**DIRECTIONS:** Please list all lines of the material below in which the string "unit" occurs.

# Start of SUPPLIED INFORMATION

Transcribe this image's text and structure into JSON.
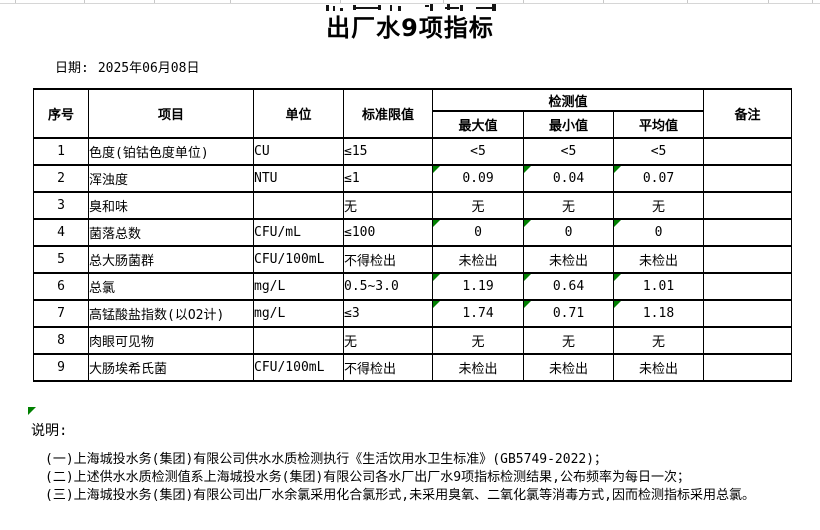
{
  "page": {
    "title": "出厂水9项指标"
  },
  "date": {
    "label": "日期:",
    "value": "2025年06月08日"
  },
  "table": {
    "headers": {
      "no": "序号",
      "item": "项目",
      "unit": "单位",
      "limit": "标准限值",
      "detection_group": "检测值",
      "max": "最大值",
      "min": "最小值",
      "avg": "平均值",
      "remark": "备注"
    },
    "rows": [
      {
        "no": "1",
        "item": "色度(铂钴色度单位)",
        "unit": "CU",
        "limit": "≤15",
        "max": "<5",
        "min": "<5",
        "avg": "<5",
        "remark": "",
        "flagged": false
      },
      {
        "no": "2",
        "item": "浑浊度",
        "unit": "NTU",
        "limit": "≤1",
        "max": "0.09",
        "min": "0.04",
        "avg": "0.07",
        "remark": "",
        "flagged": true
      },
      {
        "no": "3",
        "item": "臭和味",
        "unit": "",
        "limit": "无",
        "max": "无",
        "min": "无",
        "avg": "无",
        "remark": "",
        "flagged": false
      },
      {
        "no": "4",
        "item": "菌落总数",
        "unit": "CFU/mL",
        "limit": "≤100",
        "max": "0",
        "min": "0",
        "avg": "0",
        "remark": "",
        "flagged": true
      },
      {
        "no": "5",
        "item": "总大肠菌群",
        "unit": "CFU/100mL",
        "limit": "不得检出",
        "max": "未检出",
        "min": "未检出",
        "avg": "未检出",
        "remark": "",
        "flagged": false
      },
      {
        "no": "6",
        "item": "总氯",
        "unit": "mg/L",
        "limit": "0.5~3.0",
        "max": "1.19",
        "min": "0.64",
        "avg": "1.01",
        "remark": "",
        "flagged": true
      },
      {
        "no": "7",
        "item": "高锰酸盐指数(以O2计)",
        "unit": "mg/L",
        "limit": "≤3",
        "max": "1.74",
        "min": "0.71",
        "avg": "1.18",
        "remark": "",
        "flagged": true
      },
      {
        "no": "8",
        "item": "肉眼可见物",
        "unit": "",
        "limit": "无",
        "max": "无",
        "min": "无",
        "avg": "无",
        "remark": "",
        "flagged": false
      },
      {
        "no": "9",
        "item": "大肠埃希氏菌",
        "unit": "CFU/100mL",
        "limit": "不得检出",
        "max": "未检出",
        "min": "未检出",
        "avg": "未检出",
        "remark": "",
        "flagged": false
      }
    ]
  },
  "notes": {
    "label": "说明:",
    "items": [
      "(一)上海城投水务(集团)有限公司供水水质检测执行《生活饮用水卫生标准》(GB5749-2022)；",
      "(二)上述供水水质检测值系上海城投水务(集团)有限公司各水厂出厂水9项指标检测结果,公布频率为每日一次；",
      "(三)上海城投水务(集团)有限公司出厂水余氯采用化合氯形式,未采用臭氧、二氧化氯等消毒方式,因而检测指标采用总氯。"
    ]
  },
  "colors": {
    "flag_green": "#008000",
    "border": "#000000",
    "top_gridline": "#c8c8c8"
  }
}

# End of SUPPLIED INFORMATION
# Start of SUPPLIED INFORMATION

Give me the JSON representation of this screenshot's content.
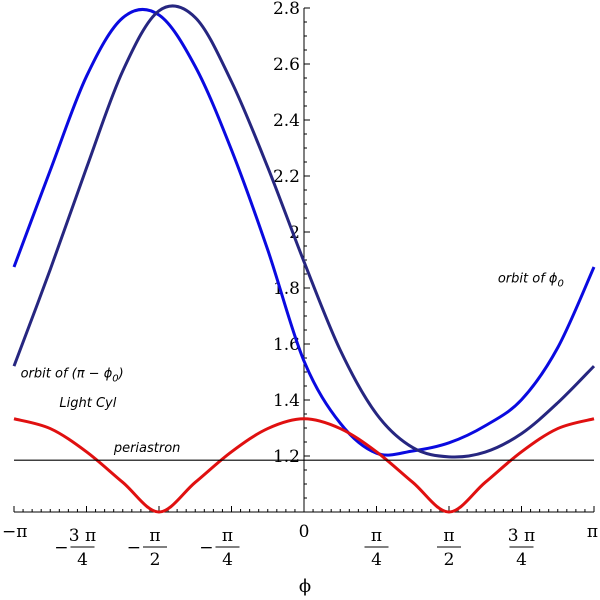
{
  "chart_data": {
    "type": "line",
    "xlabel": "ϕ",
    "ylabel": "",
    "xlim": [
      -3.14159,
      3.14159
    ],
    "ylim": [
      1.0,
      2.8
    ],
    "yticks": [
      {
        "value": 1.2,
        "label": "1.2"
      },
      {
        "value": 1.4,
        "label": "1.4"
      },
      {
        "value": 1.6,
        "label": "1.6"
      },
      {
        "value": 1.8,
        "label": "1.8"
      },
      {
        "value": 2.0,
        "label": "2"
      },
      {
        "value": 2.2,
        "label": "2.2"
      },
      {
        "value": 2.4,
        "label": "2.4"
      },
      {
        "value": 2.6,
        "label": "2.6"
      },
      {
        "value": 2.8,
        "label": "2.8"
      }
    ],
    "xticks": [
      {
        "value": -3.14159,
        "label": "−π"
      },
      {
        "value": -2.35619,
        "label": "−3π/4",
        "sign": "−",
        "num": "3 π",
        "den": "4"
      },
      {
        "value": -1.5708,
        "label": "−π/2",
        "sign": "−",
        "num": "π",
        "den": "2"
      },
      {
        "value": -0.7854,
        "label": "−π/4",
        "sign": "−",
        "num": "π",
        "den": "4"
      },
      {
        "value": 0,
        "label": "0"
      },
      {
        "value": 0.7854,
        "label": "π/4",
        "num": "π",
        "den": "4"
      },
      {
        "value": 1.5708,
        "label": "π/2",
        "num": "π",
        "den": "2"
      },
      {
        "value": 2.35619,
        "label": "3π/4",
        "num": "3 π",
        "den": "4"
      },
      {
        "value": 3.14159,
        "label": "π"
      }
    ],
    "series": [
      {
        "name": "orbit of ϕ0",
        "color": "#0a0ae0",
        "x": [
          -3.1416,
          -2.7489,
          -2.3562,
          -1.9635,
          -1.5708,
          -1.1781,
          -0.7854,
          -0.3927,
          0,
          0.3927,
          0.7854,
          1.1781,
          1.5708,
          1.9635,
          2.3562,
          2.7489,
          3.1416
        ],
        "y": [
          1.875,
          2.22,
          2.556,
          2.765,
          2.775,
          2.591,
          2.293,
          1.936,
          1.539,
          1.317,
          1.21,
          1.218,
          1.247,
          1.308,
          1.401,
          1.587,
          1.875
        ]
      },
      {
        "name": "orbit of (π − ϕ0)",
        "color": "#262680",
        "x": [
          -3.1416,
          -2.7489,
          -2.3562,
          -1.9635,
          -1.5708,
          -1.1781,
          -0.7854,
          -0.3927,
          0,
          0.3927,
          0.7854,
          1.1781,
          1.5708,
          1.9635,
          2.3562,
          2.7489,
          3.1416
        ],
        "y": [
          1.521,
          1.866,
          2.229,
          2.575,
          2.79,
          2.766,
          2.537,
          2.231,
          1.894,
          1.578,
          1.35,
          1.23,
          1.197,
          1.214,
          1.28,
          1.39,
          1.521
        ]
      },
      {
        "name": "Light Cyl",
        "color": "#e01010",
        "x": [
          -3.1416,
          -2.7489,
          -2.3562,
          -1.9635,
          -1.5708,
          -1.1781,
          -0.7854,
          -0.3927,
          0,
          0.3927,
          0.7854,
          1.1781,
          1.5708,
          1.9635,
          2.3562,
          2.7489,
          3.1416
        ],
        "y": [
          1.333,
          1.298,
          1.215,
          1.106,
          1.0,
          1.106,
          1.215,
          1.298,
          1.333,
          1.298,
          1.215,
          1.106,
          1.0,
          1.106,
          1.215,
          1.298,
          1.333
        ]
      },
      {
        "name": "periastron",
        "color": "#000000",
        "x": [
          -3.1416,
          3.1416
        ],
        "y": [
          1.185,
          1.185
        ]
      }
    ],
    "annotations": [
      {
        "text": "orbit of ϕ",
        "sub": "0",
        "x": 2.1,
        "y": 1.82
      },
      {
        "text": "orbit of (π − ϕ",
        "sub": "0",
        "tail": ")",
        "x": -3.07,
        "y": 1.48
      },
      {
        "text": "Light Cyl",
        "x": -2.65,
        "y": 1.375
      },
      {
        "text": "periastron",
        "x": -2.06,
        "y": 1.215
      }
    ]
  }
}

# End of SUPPLIED INFORMATION

**REPLY TO THE EXERCISE:**
      "unit": "单位",
        "unit": "CU",
        "unit": "NTU",
        "unit": "",
        "unit": "CFU/mL",
        "unit": "CFU/100mL",
        "unit": "mg/L",
        "unit": "mg/L",
        "unit": "",
        "unit": "CFU/100mL",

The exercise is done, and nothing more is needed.